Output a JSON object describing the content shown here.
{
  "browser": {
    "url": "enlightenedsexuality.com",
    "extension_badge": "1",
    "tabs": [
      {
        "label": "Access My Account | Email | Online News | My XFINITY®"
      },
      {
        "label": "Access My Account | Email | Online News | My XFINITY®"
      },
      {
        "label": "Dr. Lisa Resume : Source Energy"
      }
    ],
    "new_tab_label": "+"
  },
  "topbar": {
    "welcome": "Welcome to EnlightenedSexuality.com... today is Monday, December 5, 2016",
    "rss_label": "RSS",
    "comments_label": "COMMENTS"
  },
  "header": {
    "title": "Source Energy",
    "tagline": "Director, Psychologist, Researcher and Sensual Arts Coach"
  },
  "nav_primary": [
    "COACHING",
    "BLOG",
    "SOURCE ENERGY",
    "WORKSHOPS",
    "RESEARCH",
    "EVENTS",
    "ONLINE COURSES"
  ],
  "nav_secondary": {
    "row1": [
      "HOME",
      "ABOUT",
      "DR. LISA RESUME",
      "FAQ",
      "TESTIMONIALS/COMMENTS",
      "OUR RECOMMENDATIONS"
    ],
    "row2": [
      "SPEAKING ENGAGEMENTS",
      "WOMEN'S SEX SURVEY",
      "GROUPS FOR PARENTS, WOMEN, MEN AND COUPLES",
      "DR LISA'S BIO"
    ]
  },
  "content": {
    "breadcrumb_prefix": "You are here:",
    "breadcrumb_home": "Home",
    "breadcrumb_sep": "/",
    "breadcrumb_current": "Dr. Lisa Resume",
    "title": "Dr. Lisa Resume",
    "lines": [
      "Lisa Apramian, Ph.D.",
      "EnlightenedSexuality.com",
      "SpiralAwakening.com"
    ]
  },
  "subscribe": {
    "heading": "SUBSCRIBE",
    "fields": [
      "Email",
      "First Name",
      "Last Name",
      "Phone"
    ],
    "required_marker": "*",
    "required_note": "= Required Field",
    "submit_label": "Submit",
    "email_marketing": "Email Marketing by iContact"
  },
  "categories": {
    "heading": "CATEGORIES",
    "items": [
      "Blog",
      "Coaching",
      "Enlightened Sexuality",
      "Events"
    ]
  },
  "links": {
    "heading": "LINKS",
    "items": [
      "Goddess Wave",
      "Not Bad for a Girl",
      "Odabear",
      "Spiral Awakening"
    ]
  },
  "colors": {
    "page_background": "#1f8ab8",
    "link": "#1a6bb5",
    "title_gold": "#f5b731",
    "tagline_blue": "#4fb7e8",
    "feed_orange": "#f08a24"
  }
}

**Requirement**
Reproduce all the records precisely.

**Answer to this task**
Output a JSON object describing the content shown here.
{
  "browser": {
    "url": "enlightenedsexuality.com",
    "extension_badge": "1",
    "tabs": [
      {
        "label": "Access My Account | Email | Online News | My XFINITY®"
      },
      {
        "label": "Access My Account | Email | Online News | My XFINITY®"
      },
      {
        "label": "Dr. Lisa Resume : Source Energy"
      }
    ],
    "new_tab_label": "+"
  },
  "topbar": {
    "welcome": "Welcome to EnlightenedSexuality.com... today is Monday, December 5, 2016",
    "rss_label": "RSS",
    "comments_label": "COMMENTS"
  },
  "header": {
    "title": "Source Energy",
    "tagline": "Director, Psychologist, Researcher and Sensual Arts Coach"
  },
  "nav_primary": [
    "COACHING",
    "BLOG",
    "SOURCE ENERGY",
    "WORKSHOPS",
    "RESEARCH",
    "EVENTS",
    "ONLINE COURSES"
  ],
  "nav_secondary": {
    "row1": [
      "HOME",
      "ABOUT",
      "DR. LISA RESUME",
      "FAQ",
      "TESTIMONIALS/COMMENTS",
      "OUR RECOMMENDATIONS"
    ],
    "row2": [
      "SPEAKING ENGAGEMENTS",
      "WOMEN'S SEX SURVEY",
      "GROUPS FOR PARENTS, WOMEN, MEN AND COUPLES",
      "DR LISA'S BIO"
    ]
  },
  "content": {
    "breadcrumb_prefix": "You are here:",
    "breadcrumb_home": "Home",
    "breadcrumb_sep": "/",
    "breadcrumb_current": "Dr. Lisa Resume",
    "title": "Dr. Lisa Resume",
    "lines": [
      "Lisa Apramian, Ph.D.",
      "EnlightenedSexuality.com",
      "SpiralAwakening.com"
    ]
  },
  "subscribe": {
    "heading": "SUBSCRIBE",
    "fields": [
      "Email",
      "First Name",
      "Last Name",
      "Phone"
    ],
    "required_marker": "*",
    "required_note": "= Required Field",
    "submit_label": "Submit",
    "email_marketing": "Email Marketing by iContact"
  },
  "categories": {
    "heading": "CATEGORIES",
    "items": [
      "Blog",
      "Coaching",
      "Enlightened Sexuality",
      "Events"
    ]
  },
  "links": {
    "heading": "LINKS",
    "items": [
      "Goddess Wave",
      "Not Bad for a Girl",
      "Odabear",
      "Spiral Awakening"
    ]
  },
  "colors": {
    "page_background": "#1f8ab8",
    "link": "#1a6bb5",
    "title_gold": "#f5b731",
    "tagline_blue": "#4fb7e8",
    "feed_orange": "#f08a24"
  }
}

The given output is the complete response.